§ What this exercise asks:
a – Print the stretch of the passage below about Magda Goebbels from "- There is a" through "from persecuted Jews.".
b – Answer these questions from the passage below about Magda Goebbels:
(i) On what date was the yellow badge introduced in Germany?
(ii) Who held the reception at the Propagandaministerium?
(iii) In what year did Magda marry Goebbels?

§ Text for analysis:
The yellow badge was not introduced in Germany until 1 September 1941.

- There is a reception with Goebbels at the Propagandaministerium, "he in tails, his lady in white and jewels. I had met her before ... when she was still the wife of a certain Herr Friedländer, a rich jew who had been forced by the party to endow her on her new marriage with half a million marks and also to give her new husband as a wedding present the Friedländer Schloss at Schwannwerder."
Actually the Jewish merchant Friedländer had been her stepfather and thus made her Magda Friedländer. Before industrialist Günther Quandt married her in 1921, on request of her mother's first husband, Dr. Ritschel, Magda was registered as his daughter. After her divorce from Quandt in 1929 Magda married Goebbels in 1931 and bore him six children. In 1934 the Goebbelses settled on the island of Schwanenwerder buying cheaply from persecuted Jews.

§ Document layout detection data:
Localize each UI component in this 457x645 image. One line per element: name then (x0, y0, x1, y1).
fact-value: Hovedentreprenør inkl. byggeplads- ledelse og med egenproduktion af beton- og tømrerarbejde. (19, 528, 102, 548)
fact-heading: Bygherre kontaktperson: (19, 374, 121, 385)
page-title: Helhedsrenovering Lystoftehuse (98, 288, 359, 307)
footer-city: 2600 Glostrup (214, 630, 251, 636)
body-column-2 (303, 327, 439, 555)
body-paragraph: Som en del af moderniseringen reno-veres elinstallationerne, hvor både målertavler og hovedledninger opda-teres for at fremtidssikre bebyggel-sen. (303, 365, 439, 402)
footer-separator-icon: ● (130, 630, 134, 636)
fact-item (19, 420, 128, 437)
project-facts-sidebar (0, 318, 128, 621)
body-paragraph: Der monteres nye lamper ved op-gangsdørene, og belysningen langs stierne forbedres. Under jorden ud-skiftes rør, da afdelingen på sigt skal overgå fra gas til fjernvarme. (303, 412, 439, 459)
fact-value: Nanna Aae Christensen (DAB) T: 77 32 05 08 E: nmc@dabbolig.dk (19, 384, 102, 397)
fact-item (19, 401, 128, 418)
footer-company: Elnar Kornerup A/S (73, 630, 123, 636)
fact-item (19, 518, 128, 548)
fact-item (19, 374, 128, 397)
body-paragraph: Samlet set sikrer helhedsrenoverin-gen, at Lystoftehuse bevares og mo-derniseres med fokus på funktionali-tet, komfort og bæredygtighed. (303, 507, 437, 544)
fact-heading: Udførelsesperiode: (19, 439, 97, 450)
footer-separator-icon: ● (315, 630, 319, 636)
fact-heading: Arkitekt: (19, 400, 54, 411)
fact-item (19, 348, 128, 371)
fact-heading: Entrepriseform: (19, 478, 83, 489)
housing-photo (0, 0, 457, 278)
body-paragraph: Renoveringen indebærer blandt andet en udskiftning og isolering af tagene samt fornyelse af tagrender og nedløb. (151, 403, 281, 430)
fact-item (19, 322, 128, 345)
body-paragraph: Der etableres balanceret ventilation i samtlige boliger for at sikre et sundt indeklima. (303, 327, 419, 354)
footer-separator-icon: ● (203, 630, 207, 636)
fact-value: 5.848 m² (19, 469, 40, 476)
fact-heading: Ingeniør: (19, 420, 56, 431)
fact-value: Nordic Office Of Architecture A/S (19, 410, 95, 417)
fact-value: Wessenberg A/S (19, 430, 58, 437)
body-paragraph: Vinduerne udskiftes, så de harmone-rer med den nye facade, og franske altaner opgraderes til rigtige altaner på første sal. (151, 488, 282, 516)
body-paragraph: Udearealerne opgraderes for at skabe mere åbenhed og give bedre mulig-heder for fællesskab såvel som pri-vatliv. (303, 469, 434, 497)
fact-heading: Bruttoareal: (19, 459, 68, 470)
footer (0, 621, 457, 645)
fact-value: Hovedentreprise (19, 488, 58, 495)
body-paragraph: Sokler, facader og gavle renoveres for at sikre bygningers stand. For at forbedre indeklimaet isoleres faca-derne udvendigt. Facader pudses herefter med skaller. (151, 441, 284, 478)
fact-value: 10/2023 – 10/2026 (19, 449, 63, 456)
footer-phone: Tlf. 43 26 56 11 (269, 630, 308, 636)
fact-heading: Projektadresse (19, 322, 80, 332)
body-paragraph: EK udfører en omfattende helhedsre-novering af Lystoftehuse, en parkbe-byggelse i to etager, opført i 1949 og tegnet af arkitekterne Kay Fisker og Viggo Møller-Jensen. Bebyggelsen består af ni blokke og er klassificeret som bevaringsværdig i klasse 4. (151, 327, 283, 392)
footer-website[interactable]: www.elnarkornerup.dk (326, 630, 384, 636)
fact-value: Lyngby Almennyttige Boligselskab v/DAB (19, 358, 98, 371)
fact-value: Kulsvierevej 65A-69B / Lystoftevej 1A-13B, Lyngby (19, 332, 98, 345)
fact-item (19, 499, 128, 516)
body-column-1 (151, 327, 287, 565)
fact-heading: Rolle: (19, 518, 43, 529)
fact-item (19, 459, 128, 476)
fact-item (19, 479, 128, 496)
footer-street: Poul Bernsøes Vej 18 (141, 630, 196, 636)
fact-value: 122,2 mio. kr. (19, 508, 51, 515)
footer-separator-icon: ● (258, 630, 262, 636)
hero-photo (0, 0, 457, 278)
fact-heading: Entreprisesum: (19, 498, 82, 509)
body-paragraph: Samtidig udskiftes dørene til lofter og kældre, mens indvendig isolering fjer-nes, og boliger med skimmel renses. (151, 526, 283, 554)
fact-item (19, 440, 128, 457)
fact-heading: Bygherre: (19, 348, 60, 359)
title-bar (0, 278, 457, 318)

§ Task-by-task solutions:
a –
- There is a reception with Goebbels at the Propagandaministerium, "he in tails, his lady in white and jewels. I had met her before ... when she was still the wife of a certain Herr Friedländer, a rich jew who had been forced by the party to endow her on her new marriage with half a million marks and also to give her new husband as a wedding present the Friedländer Schloss at Schwannwerder."
Actually the Jewish merchant Friedländer had been her stepfather and thus made her Magda Friedländer. Before industrialist Günther Quandt married her in 1921, on request of her mother's first husband, Dr. Ritschel, Magda was registered as his daughter. After her divorce from Quandt in 1929 Magda married Goebbels in 1931 and bore him six children. In 1934 the Goebbelses settled on the island of Schwanenwerder buying cheaply from persecuted Jews.

b –
(i) 1 September 1941
(ii) Goebbels
(iii) 1931